> **Given problem**: Reproduce this listing in full.
::: Data supplied
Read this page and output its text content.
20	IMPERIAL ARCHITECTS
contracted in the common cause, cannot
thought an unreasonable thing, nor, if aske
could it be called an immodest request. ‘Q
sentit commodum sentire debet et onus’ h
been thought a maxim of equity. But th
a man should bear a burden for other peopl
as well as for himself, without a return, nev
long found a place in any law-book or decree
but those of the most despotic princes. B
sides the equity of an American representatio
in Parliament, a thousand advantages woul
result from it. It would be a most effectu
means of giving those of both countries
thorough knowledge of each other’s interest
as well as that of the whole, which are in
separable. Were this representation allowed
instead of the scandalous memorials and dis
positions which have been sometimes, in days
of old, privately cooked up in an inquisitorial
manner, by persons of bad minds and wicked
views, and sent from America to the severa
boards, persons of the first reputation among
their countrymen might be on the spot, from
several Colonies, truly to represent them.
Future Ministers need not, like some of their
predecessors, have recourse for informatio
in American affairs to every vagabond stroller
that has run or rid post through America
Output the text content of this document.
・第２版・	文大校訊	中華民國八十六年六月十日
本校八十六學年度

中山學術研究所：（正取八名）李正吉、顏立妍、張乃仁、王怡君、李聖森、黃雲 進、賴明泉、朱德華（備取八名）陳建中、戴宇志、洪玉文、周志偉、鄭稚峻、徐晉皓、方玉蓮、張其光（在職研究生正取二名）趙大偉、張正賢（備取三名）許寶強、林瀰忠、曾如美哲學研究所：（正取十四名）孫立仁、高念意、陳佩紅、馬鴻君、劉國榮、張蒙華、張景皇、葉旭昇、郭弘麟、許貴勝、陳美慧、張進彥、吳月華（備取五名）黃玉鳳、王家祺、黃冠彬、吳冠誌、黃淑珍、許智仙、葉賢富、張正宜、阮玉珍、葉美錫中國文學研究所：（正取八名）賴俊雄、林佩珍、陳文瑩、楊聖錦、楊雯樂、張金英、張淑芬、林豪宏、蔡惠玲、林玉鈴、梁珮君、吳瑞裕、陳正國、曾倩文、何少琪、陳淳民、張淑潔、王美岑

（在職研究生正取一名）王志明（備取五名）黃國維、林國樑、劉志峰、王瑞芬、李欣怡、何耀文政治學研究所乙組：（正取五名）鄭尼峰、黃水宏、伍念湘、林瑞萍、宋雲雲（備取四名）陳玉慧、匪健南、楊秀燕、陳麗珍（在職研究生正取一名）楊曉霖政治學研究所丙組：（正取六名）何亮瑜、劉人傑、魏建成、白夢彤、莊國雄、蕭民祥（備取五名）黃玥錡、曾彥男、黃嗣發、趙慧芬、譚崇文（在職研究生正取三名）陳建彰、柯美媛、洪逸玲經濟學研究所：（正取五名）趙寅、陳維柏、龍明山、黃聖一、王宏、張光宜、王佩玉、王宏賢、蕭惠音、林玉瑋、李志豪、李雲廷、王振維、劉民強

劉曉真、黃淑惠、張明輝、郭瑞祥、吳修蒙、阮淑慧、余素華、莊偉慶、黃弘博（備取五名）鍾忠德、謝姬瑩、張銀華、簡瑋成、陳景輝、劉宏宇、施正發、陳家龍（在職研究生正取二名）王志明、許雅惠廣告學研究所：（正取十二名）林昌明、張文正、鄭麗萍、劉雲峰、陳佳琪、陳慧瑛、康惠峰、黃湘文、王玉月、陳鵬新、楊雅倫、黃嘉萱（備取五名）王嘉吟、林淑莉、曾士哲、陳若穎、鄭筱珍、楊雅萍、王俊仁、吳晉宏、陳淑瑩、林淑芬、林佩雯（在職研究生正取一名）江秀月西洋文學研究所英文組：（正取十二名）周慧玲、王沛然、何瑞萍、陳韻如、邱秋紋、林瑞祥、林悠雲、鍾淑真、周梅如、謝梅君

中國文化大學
::::::
> **Solution to this task**:
Read this page and output its text content.
20	IMPERIAL ARCHITECTS
contracted in the common cause, cannot
thought an unreasonable thing, nor, if aske
could it be called an immodest request. ‘Q
sentit commodum sentire debet et onus’ h
been thought a maxim of equity. But th
a man should bear a burden for other peopl
as well as for himself, without a return, nev
long found a place in any law-book or decree
but those of the most despotic princes. B
sides the equity of an American representatio
in Parliament, a thousand advantages woul
result from it. It would be a most effectu
means of giving those of both countries
thorough knowledge of each other’s interest
as well as that of the whole, which are in
separable. Were this representation allowed
instead of the scandalous memorials and dis
positions which have been sometimes, in days
of old, privately cooked up in an inquisitorial
manner, by persons of bad minds and wicked
views, and sent from America to the severa
boards, persons of the first reputation among
their countrymen might be on the spot, from
several Colonies, truly to represent them.
Future Ministers need not, like some of their
predecessors, have recourse for informatio
in American affairs to every vagabond stroller
that has run or rid post through America
Output the text content of this document.
・第２版・	文大校訊	中華民國八十六年六月十日
本校八十六學年度

中山學術研究所：（正取八名）李正吉、顏立妍、張乃仁、王怡君、李聖森、黃雲 進、賴明泉、朱德華（備取八名）陳建中、戴宇志、洪玉文、周志偉、鄭稚峻、徐晉皓、方玉蓮、張其光（在職研究生正取二名）趙大偉、張正賢（備取三名）許寶強、林瀰忠、曾如美哲學研究所：（正取十四名）孫立仁、高念意、陳佩紅、馬鴻君、劉國榮、張蒙華、張景皇、葉旭昇、郭弘麟、許貴勝、陳美慧、張進彥、吳月華（備取五名）黃玉鳳、王家祺、黃冠彬、吳冠誌、黃淑珍、許智仙、葉賢富、張正宜、阮玉珍、葉美錫中國文學研究所：（正取八名）賴俊雄、林佩珍、陳文瑩、楊聖錦、楊雯樂、張金英、張淑芬、林豪宏、蔡惠玲、林玉鈴、梁珮君、吳瑞裕、陳正國、曾倩文、何少琪、陳淳民、張淑潔、王美岑

（在職研究生正取一名）王志明（備取五名）黃國維、林國樑、劉志峰、王瑞芬、李欣怡、何耀文政治學研究所乙組：（正取五名）鄭尼峰、黃水宏、伍念湘、林瑞萍、宋雲雲（備取四名）陳玉慧、匪健南、楊秀燕、陳麗珍（在職研究生正取一名）楊曉霖政治學研究所丙組：（正取六名）何亮瑜、劉人傑、魏建成、白夢彤、莊國雄、蕭民祥（備取五名）黃玥錡、曾彥男、黃嗣發、趙慧芬、譚崇文（在職研究生正取三名）陳建彰、柯美媛、洪逸玲經濟學研究所：（正取五名）趙寅、陳維柏、龍明山、黃聖一、王宏、張光宜、王佩玉、王宏賢、蕭惠音、林玉瑋、李志豪、李雲廷、王振維、劉民強

劉曉真、黃淑惠、張明輝、郭瑞祥、吳修蒙、阮淑慧、余素華、莊偉慶、黃弘博（備取五名）鍾忠德、謝姬瑩、張銀華、簡瑋成、陳景輝、劉宏宇、施正發、陳家龍（在職研究生正取二名）王志明、許雅惠廣告學研究所：（正取十二名）林昌明、張文正、鄭麗萍、劉雲峰、陳佳琪、陳慧瑛、康惠峰、黃湘文、王玉月、陳鵬新、楊雅倫、黃嘉萱（備取五名）王嘉吟、林淑莉、曾士哲、陳若穎、鄭筱珍、楊雅萍、王俊仁、吳晉宏、陳淑瑩、林淑芬、林佩雯（在職研究生正取一名）江秀月西洋文學研究所英文組：（正取十二名）周慧玲、王沛然、何瑞萍、陳韻如、邱秋紋、林瑞祥、林悠雲、鍾淑真、周梅如、謝梅君

中國文化大學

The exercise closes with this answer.